Raw records

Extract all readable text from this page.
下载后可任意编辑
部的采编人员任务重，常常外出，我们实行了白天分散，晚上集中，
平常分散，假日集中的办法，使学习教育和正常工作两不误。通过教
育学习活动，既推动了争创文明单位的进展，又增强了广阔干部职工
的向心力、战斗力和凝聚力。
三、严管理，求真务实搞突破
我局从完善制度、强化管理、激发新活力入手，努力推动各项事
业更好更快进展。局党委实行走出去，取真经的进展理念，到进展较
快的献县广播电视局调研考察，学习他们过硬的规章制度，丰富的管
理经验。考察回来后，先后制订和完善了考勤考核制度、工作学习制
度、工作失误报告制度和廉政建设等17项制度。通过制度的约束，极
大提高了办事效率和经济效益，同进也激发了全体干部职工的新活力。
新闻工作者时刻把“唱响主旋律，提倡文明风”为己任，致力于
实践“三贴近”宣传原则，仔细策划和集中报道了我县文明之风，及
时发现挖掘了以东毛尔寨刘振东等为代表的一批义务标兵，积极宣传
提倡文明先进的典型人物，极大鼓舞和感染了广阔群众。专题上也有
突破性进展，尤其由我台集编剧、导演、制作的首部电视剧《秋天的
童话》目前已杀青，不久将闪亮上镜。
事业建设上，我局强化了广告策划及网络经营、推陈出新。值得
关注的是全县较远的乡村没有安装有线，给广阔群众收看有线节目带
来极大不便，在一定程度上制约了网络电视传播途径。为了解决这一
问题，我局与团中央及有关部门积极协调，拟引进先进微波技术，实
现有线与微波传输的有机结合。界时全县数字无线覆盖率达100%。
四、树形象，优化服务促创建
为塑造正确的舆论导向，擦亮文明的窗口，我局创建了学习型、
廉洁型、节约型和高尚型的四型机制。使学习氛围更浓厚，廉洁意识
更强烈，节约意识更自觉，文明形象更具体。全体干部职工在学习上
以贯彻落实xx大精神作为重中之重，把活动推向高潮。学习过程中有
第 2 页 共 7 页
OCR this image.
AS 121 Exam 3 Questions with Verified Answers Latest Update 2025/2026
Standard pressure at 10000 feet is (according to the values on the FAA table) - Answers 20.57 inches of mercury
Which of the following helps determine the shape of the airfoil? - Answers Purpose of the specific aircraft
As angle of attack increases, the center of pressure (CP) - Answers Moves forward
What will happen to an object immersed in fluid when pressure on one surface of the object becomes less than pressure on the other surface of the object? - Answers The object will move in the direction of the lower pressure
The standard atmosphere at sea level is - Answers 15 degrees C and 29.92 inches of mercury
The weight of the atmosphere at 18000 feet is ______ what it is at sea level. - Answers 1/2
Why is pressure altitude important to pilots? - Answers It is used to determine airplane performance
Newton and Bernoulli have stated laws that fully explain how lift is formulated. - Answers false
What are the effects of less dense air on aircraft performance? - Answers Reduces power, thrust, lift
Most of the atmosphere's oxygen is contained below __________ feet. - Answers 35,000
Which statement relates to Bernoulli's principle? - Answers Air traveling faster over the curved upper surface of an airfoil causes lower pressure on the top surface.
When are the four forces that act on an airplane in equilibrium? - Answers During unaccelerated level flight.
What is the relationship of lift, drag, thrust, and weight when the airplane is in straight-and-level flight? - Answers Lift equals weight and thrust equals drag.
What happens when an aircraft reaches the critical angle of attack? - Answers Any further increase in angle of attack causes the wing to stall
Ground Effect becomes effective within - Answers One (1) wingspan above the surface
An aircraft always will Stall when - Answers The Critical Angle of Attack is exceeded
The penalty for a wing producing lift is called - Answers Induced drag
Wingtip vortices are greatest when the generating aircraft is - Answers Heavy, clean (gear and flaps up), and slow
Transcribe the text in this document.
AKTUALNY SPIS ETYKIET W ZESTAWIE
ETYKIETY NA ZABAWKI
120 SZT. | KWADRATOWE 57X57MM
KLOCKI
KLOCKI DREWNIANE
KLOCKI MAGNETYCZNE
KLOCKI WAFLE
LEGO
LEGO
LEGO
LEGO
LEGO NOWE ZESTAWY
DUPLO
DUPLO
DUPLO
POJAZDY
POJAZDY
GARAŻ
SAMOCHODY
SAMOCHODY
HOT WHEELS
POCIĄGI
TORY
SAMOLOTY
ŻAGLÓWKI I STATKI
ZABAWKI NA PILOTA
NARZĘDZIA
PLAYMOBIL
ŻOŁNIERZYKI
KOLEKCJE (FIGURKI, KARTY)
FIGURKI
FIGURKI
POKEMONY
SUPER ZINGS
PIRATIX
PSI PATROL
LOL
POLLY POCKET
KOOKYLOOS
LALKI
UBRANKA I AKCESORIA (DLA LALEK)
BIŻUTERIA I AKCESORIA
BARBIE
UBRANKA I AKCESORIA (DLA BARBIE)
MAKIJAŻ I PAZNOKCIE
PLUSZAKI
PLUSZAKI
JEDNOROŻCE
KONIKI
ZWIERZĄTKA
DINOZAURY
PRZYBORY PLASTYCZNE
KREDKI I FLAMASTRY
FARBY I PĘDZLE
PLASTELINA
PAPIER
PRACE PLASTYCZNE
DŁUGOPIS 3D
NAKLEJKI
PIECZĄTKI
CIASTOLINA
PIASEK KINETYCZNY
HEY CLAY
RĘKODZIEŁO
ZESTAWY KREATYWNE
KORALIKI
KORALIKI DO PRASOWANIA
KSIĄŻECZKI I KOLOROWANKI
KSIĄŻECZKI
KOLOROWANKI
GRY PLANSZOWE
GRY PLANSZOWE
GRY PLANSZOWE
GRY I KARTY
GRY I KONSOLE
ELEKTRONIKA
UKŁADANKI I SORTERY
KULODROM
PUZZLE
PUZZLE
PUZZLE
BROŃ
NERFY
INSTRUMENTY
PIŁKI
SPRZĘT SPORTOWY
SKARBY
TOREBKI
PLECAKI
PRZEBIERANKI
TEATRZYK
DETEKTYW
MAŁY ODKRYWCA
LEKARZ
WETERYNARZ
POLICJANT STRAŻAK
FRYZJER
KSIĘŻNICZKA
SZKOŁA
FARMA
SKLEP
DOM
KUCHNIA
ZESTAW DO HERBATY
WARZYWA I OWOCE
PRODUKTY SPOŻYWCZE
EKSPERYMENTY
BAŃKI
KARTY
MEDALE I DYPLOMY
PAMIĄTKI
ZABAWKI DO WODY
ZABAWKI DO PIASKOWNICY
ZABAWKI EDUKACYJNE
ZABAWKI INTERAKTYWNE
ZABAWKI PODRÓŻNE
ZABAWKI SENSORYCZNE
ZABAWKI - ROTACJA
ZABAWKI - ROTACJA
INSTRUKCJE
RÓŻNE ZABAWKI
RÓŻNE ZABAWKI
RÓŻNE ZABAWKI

DIRECTIVE —
Take the material above and return all of it exactly.

SOLUTION TO THE EXERCISE —
Extract all readable text from this page.
下载后可任意编辑
部的采编人员任务重，常常外出，我们实行了白天分散，晚上集中，
平常分散，假日集中的办法，使学习教育和正常工作两不误。通过教
育学习活动，既推动了争创文明单位的进展，又增强了广阔干部职工
的向心力、战斗力和凝聚力。
三、严管理，求真务实搞突破
我局从完善制度、强化管理、激发新活力入手，努力推动各项事
业更好更快进展。局党委实行走出去，取真经的进展理念，到进展较
快的献县广播电视局调研考察，学习他们过硬的规章制度，丰富的管
理经验。考察回来后，先后制订和完善了考勤考核制度、工作学习制
度、工作失误报告制度和廉政建设等17项制度。通过制度的约束，极
大提高了办事效率和经济效益，同进也激发了全体干部职工的新活力。
新闻工作者时刻把“唱响主旋律，提倡文明风”为己任，致力于
实践“三贴近”宣传原则，仔细策划和集中报道了我县文明之风，及
时发现挖掘了以东毛尔寨刘振东等为代表的一批义务标兵，积极宣传
提倡文明先进的典型人物，极大鼓舞和感染了广阔群众。专题上也有
突破性进展，尤其由我台集编剧、导演、制作的首部电视剧《秋天的
童话》目前已杀青，不久将闪亮上镜。
事业建设上，我局强化了广告策划及网络经营、推陈出新。值得
关注的是全县较远的乡村没有安装有线，给广阔群众收看有线节目带
来极大不便，在一定程度上制约了网络电视传播途径。为了解决这一
问题，我局与团中央及有关部门积极协调，拟引进先进微波技术，实
现有线与微波传输的有机结合。界时全县数字无线覆盖率达100%。
四、树形象，优化服务促创建
为塑造正确的舆论导向，擦亮文明的窗口，我局创建了学习型、
廉洁型、节约型和高尚型的四型机制。使学习氛围更浓厚，廉洁意识
更强烈，节约意识更自觉，文明形象更具体。全体干部职工在学习上
以贯彻落实xx大精神作为重中之重，把活动推向高潮。学习过程中有
第 2 页 共 7 页
OCR this image.
AS 121 Exam 3 Questions with Verified Answers Latest Update 2025/2026
Standard pressure at 10000 feet is (according to the values on the FAA table) - Answers 20.57 inches of mercury
Which of the following helps determine the shape of the airfoil? - Answers Purpose of the specific aircraft
As angle of attack increases, the center of pressure (CP) - Answers Moves forward
What will happen to an object immersed in fluid when pressure on one surface of the object becomes less than pressure on the other surface of the object? - Answers The object will move in the direction of the lower pressure
The standard atmosphere at sea level is - Answers 15 degrees C and 29.92 inches of mercury
The weight of the atmosphere at 18000 feet is ______ what it is at sea level. - Answers 1/2
Why is pressure altitude important to pilots? - Answers It is used to determine airplane performance
Newton and Bernoulli have stated laws that fully explain how lift is formulated. - Answers false
What are the effects of less dense air on aircraft performance? - Answers Reduces power, thrust, lift
Most of the atmosphere's oxygen is contained below __________ feet. - Answers 35,000
Which statement relates to Bernoulli's principle? - Answers Air traveling faster over the curved upper surface of an airfoil causes lower pressure on the top surface.
When are the four forces that act on an airplane in equilibrium? - Answers During unaccelerated level flight.
What is the relationship of lift, drag, thrust, and weight when the airplane is in straight-and-level flight? - Answers Lift equals weight and thrust equals drag.
What happens when an aircraft reaches the critical angle of attack? - Answers Any further increase in angle of attack causes the wing to stall
Ground Effect becomes effective within - Answers One (1) wingspan above the surface
An aircraft always will Stall when - Answers The Critical Angle of Attack is exceeded
The penalty for a wing producing lift is called - Answers Induced drag
Wingtip vortices are greatest when the generating aircraft is - Answers Heavy, clean (gear and flaps up), and slow
Transcribe the text in this document.
AKTUALNY SPIS ETYKIET W ZESTAWIE
ETYKIETY NA ZABAWKI
120 SZT. | KWADRATOWE 57X57MM
KLOCKI
KLOCKI DREWNIANE
KLOCKI MAGNETYCZNE
KLOCKI WAFLE
LEGO
LEGO
LEGO
LEGO
LEGO NOWE ZESTAWY
DUPLO
DUPLO
DUPLO
POJAZDY
POJAZDY
GARAŻ
SAMOCHODY
SAMOCHODY
HOT WHEELS
POCIĄGI
TORY
SAMOLOTY
ŻAGLÓWKI I STATKI
ZABAWKI NA PILOTA
NARZĘDZIA
PLAYMOBIL
ŻOŁNIERZYKI
KOLEKCJE (FIGURKI, KARTY)
FIGURKI
FIGURKI
POKEMONY
SUPER ZINGS
PIRATIX
PSI PATROL
LOL
POLLY POCKET
KOOKYLOOS
LALKI
UBRANKA I AKCESORIA (DLA LALEK)
BIŻUTERIA I AKCESORIA
BARBIE
UBRANKA I AKCESORIA (DLA BARBIE)
MAKIJAŻ I PAZNOKCIE
PLUSZAKI
PLUSZAKI
JEDNOROŻCE
KONIKI
ZWIERZĄTKA
DINOZAURY
PRZYBORY PLASTYCZNE
KREDKI I FLAMASTRY
FARBY I PĘDZLE
PLASTELINA
PAPIER
PRACE PLASTYCZNE
DŁUGOPIS 3D
NAKLEJKI
PIECZĄTKI
CIASTOLINA
PIASEK KINETYCZNY
HEY CLAY
RĘKODZIEŁO
ZESTAWY KREATYWNE
KORALIKI
KORALIKI DO PRASOWANIA
KSIĄŻECZKI I KOLOROWANKI
KSIĄŻECZKI
KOLOROWANKI
GRY PLANSZOWE
GRY PLANSZOWE
GRY PLANSZOWE
GRY I KARTY
GRY I KONSOLE
ELEKTRONIKA
UKŁADANKI I SORTERY
KULODROM
PUZZLE
PUZZLE
PUZZLE
BROŃ
NERFY
INSTRUMENTY
PIŁKI
SPRZĘT SPORTOWY
SKARBY
TOREBKI
PLECAKI
PRZEBIERANKI
TEATRZYK
DETEKTYW
MAŁY ODKRYWCA
LEKARZ
WETERYNARZ
POLICJANT STRAŻAK
FRYZJER
KSIĘŻNICZKA
SZKOŁA
FARMA
SKLEP
DOM
KUCHNIA
ZESTAW DO HERBATY
WARZYWA I OWOCE
PRODUKTY SPOŻYWCZE
EKSPERYMENTY
BAŃKI
KARTY
MEDALE I DYPLOMY
PAMIĄTKI
ZABAWKI DO WODY
ZABAWKI DO PIASKOWNICY
ZABAWKI EDUKACYJNE
ZABAWKI INTERAKTYWNE
ZABAWKI PODRÓŻNE
ZABAWKI SENSORYCZNE
ZABAWKI - ROTACJA
ZABAWKI - ROTACJA
INSTRUKCJE
RÓŻNE ZABAWKI
RÓŻNE ZABAWKI
RÓŻNE ZABAWKI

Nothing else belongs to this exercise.